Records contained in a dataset

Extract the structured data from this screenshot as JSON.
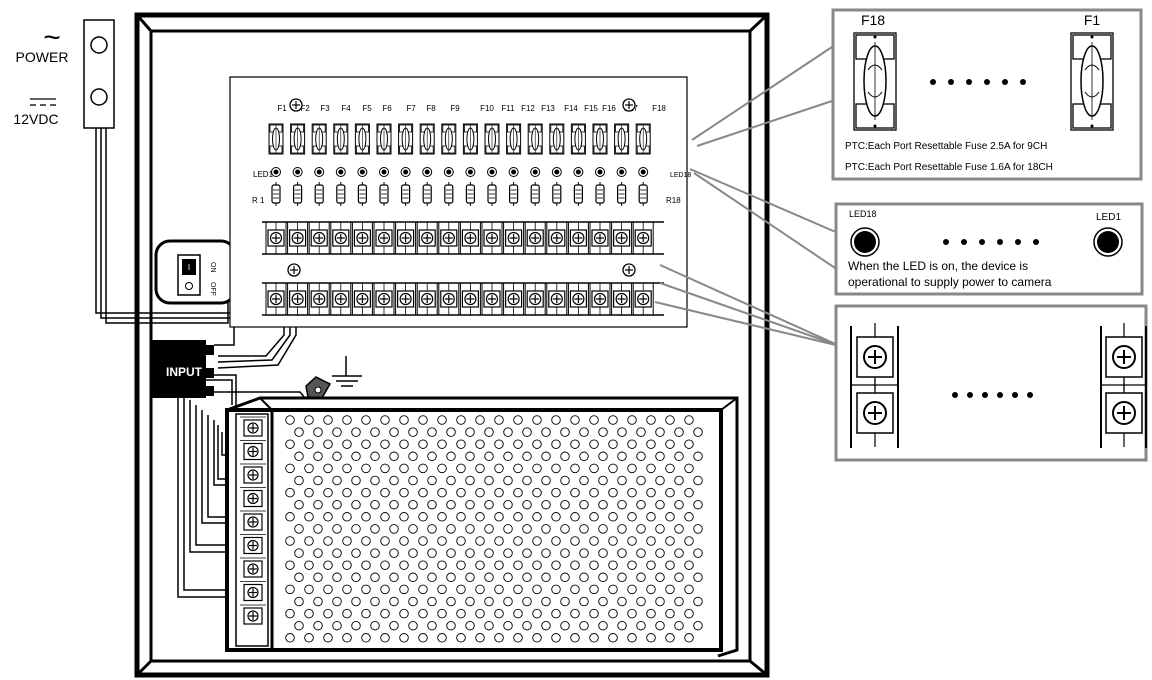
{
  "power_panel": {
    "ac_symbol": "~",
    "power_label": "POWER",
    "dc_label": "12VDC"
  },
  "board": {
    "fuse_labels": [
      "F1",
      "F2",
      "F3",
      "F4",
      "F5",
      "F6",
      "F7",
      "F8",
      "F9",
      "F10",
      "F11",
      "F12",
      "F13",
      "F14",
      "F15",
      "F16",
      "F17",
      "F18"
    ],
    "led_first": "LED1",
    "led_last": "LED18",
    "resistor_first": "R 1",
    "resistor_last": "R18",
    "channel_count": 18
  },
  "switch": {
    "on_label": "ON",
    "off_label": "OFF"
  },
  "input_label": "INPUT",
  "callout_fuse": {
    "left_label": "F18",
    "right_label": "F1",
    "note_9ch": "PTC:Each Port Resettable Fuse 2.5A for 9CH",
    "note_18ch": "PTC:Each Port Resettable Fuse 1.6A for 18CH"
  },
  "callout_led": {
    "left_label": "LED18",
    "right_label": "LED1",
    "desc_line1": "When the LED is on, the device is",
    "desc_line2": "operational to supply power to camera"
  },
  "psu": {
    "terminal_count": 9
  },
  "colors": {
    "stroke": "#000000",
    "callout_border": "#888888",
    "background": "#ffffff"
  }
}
---
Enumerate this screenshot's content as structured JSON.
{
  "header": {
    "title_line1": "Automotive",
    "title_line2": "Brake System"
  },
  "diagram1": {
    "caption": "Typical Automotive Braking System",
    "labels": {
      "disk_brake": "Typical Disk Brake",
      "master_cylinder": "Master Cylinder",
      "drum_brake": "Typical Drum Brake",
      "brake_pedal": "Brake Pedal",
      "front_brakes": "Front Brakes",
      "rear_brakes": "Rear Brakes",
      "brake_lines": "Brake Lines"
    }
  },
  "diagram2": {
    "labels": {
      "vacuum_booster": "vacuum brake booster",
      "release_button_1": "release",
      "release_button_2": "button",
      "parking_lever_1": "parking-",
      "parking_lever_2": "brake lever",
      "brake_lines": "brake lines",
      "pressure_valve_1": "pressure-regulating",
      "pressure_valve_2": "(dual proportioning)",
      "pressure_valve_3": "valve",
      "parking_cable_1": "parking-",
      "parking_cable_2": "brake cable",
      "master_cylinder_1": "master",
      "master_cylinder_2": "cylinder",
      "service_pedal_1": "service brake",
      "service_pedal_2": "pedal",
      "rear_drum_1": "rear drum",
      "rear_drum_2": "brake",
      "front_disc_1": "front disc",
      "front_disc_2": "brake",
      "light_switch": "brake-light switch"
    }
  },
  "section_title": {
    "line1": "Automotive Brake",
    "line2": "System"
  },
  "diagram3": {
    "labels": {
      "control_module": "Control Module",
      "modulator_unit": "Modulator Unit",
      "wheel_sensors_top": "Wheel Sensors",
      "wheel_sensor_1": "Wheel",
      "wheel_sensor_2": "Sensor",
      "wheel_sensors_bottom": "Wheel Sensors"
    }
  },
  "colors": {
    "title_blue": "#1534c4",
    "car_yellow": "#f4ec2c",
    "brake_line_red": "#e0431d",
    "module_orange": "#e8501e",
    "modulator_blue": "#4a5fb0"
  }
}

INSTRUCTION> Look for the word "System" and return every line where it occurs.

RESPONSE TO THE TASK>
    "title_line2": "Brake System"
    "caption": "Typical Automotive Braking System",
    "line2": "System"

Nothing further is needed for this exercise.